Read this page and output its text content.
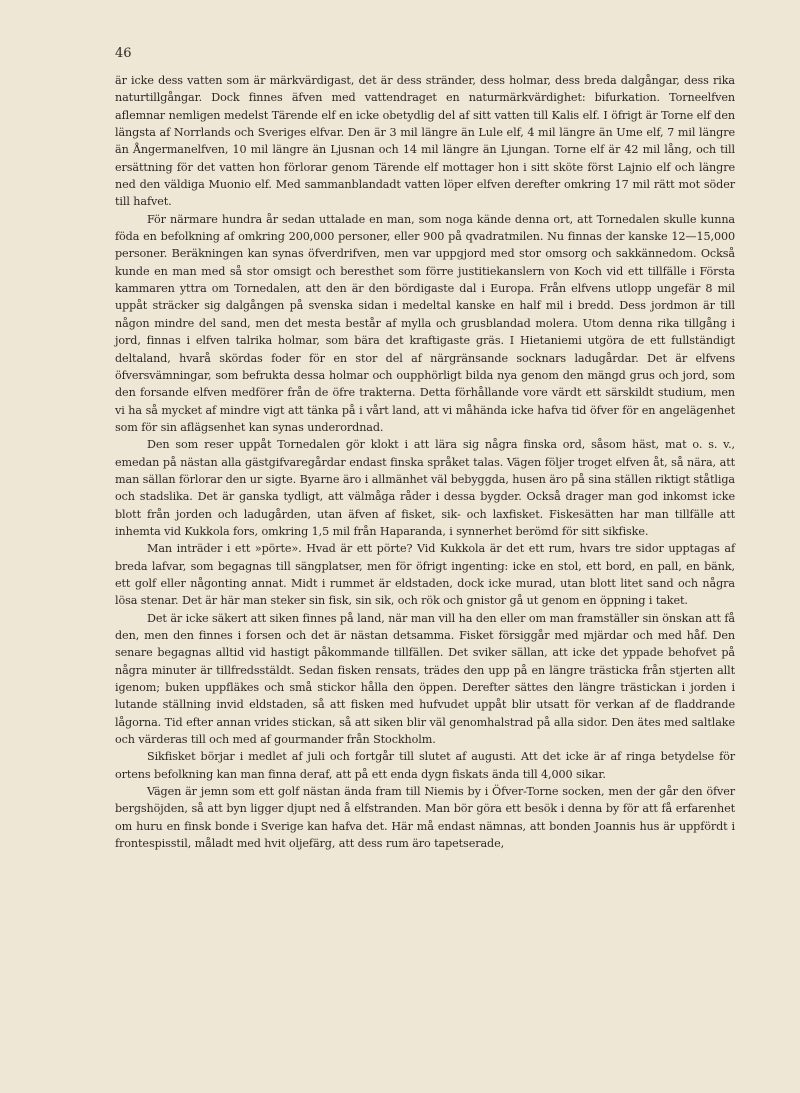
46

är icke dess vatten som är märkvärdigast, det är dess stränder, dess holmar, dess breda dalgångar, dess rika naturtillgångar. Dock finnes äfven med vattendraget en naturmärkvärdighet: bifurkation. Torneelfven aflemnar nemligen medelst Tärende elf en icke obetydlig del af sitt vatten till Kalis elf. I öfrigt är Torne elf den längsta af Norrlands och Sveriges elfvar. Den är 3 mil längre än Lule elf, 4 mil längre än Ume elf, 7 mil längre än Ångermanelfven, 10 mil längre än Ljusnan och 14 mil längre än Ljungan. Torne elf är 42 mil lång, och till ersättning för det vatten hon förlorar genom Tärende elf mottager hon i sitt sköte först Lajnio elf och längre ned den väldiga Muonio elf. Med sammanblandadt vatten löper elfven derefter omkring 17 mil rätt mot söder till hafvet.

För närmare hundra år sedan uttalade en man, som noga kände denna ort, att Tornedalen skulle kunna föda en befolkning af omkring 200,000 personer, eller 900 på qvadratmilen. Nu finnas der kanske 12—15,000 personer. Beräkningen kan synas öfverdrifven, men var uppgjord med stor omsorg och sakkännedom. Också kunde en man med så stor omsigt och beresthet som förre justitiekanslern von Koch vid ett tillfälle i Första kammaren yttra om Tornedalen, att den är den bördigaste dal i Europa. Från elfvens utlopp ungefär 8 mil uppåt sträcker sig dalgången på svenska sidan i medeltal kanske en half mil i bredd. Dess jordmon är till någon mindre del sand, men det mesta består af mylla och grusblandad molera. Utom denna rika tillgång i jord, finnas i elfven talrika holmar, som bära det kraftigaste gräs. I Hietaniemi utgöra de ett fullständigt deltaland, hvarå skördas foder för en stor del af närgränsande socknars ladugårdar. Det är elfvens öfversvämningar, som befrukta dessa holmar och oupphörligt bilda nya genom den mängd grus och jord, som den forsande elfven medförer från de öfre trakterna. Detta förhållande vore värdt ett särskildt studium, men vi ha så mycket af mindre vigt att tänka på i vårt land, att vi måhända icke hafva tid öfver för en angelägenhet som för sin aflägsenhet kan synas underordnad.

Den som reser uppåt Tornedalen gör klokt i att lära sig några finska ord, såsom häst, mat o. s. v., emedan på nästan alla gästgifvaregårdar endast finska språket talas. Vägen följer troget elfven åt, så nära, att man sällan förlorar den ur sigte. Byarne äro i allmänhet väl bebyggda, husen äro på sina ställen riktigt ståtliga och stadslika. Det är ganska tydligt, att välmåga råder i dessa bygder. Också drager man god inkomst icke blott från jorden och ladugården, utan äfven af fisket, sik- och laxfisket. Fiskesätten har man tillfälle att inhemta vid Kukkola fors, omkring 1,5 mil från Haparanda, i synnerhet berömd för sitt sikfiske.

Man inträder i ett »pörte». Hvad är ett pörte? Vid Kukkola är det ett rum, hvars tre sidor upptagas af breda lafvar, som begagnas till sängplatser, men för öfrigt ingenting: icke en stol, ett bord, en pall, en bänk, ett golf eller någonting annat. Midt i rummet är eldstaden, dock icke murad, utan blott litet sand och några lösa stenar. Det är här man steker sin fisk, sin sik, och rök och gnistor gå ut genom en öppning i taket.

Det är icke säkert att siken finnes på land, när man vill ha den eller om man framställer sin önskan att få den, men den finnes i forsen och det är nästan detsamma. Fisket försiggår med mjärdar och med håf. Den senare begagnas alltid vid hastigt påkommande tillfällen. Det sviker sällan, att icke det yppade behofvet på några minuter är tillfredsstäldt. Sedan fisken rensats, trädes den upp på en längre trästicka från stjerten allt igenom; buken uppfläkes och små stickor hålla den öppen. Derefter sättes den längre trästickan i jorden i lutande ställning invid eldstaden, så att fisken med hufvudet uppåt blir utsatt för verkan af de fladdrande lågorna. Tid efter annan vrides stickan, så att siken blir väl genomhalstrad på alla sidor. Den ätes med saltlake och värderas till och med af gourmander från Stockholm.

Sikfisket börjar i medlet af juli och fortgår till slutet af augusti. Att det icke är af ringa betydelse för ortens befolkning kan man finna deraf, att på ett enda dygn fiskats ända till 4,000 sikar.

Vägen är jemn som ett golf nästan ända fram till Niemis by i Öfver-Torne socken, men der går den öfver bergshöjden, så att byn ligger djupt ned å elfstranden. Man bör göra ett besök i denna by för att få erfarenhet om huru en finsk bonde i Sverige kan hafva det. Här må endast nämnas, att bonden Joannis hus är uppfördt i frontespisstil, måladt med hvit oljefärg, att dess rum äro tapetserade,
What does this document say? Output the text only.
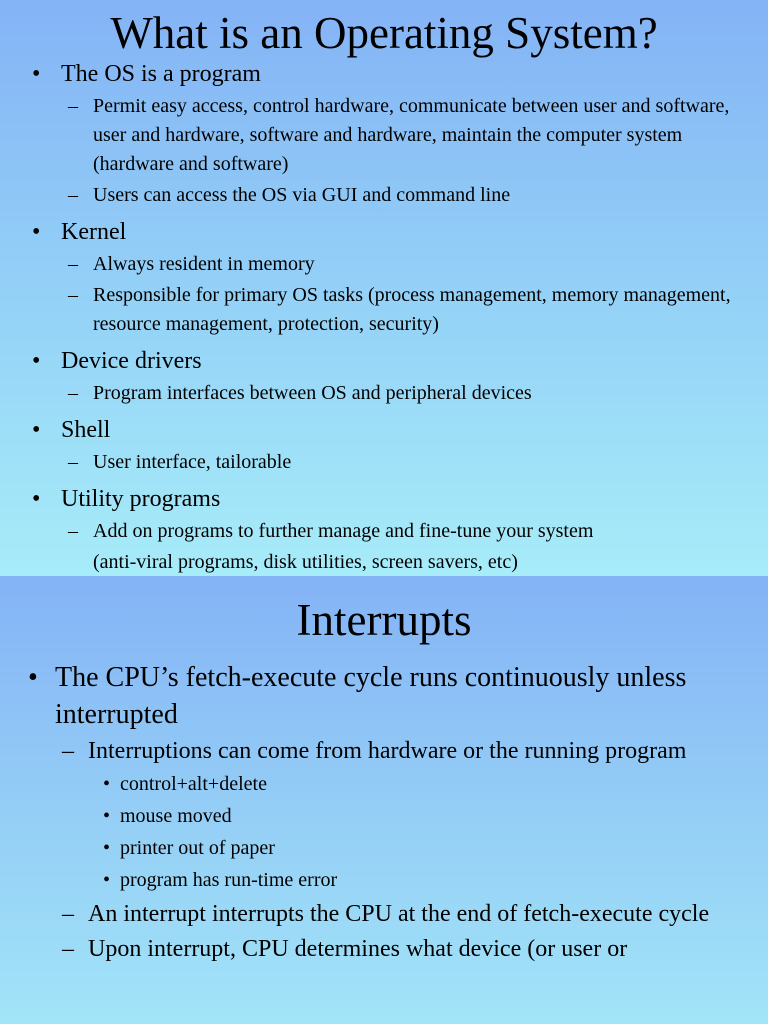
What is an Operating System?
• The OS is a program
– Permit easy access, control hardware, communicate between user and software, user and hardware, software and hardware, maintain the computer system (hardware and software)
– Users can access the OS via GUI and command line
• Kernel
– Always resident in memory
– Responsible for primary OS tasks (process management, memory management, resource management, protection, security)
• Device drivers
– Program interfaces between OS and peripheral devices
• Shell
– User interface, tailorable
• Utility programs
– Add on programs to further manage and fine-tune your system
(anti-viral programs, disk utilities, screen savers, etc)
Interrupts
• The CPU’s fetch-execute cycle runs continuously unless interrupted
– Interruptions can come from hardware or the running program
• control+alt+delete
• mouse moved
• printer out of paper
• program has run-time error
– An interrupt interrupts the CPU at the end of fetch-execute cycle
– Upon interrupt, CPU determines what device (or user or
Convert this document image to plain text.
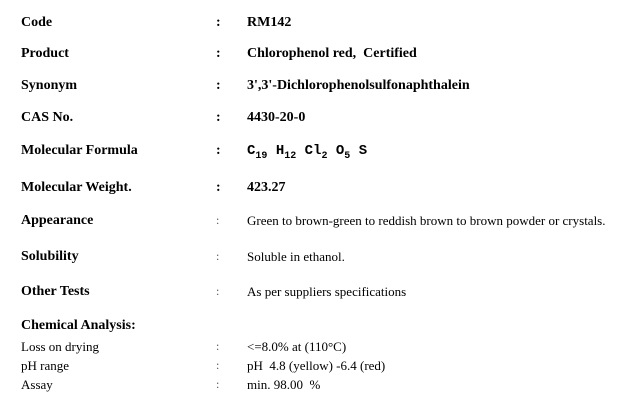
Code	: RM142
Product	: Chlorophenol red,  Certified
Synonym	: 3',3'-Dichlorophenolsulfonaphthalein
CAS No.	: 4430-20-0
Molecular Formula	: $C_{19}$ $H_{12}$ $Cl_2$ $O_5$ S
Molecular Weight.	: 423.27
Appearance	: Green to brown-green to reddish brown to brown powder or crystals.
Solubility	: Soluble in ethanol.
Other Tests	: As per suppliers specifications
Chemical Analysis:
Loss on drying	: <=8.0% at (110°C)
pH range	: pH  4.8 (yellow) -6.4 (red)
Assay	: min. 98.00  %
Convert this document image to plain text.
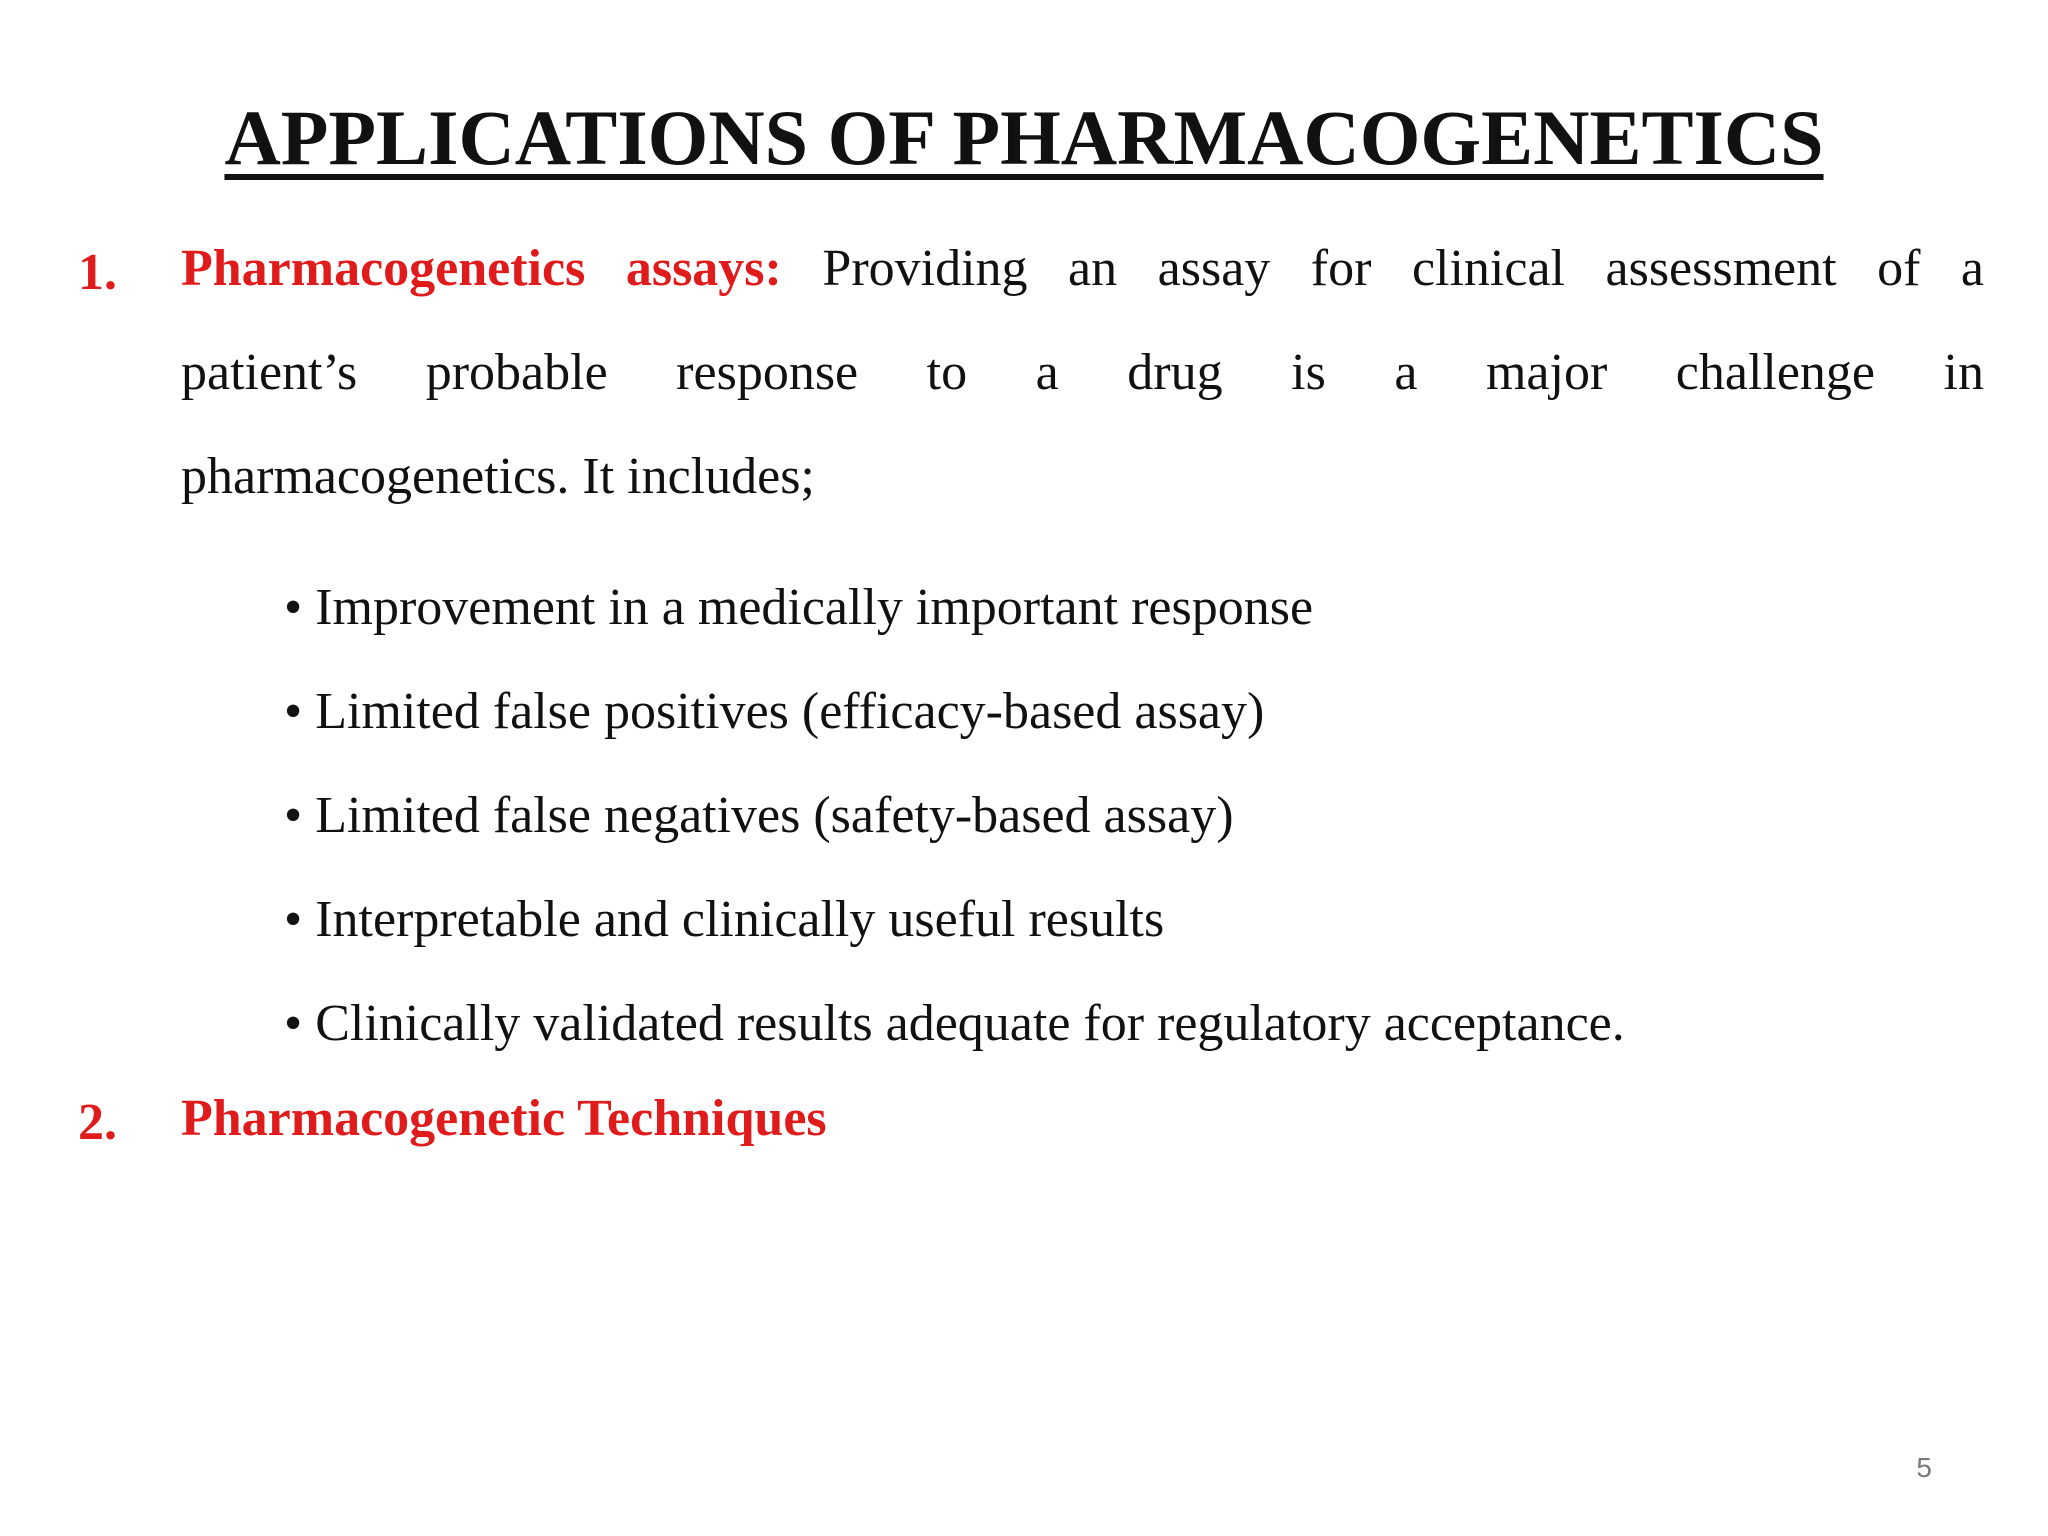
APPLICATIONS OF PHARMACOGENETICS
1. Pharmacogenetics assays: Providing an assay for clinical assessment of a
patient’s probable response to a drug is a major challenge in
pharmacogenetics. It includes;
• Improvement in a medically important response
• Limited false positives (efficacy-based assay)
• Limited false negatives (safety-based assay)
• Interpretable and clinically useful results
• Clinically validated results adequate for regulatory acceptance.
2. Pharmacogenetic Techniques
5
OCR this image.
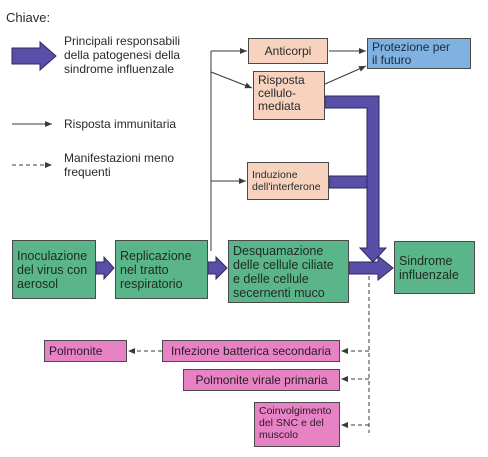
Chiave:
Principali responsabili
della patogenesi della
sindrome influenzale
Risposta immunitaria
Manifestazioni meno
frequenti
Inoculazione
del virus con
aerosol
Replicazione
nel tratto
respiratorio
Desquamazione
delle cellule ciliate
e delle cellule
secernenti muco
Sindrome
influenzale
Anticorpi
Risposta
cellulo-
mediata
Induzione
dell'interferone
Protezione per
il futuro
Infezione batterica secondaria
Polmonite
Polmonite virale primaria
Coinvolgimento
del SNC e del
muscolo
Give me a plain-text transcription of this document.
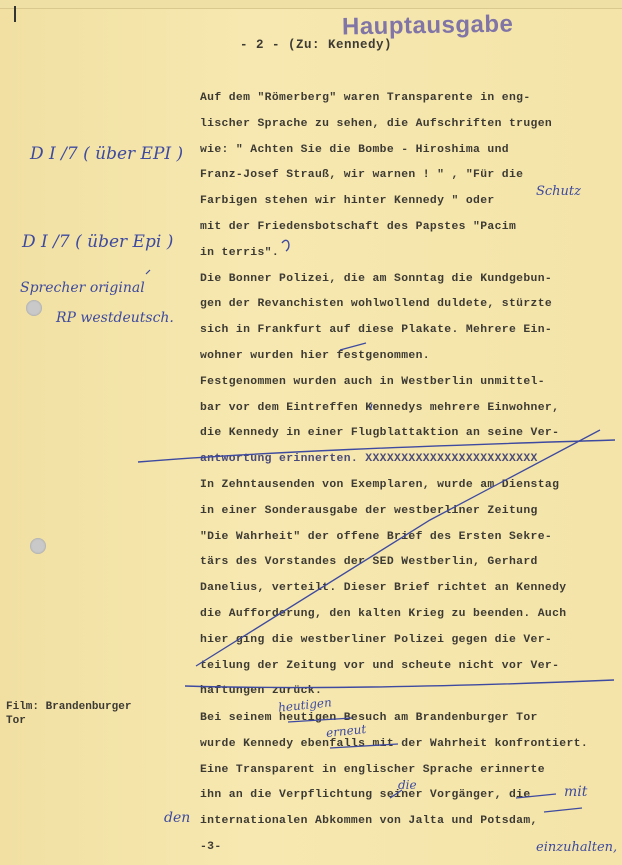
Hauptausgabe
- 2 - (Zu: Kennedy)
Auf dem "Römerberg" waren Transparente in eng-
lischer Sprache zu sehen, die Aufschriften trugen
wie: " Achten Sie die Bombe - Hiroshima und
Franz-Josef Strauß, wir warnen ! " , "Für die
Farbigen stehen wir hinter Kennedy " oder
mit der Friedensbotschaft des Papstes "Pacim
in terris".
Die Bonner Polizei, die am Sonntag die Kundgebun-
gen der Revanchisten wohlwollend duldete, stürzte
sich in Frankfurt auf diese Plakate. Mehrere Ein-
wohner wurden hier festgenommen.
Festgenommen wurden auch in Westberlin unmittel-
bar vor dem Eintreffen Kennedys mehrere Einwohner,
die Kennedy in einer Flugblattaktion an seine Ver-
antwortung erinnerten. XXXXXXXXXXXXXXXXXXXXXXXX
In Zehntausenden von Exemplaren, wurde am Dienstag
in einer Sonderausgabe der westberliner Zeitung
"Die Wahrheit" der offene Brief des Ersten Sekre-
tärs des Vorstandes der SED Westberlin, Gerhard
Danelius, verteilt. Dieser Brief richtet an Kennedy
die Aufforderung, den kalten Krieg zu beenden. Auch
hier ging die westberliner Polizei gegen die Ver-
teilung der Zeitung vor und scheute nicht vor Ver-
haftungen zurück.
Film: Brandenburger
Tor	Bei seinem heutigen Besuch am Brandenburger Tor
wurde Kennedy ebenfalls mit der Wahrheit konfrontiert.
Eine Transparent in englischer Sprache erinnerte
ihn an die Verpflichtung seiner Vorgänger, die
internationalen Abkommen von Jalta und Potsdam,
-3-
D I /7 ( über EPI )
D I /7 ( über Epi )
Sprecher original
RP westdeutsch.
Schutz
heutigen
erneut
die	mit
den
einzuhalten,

** Exercise directions **
Using the listing above, show every line that includes the string "heutigen".

** Response **
Tor	Bei seinem heutigen Besuch am Brandenburger Tor
heutigen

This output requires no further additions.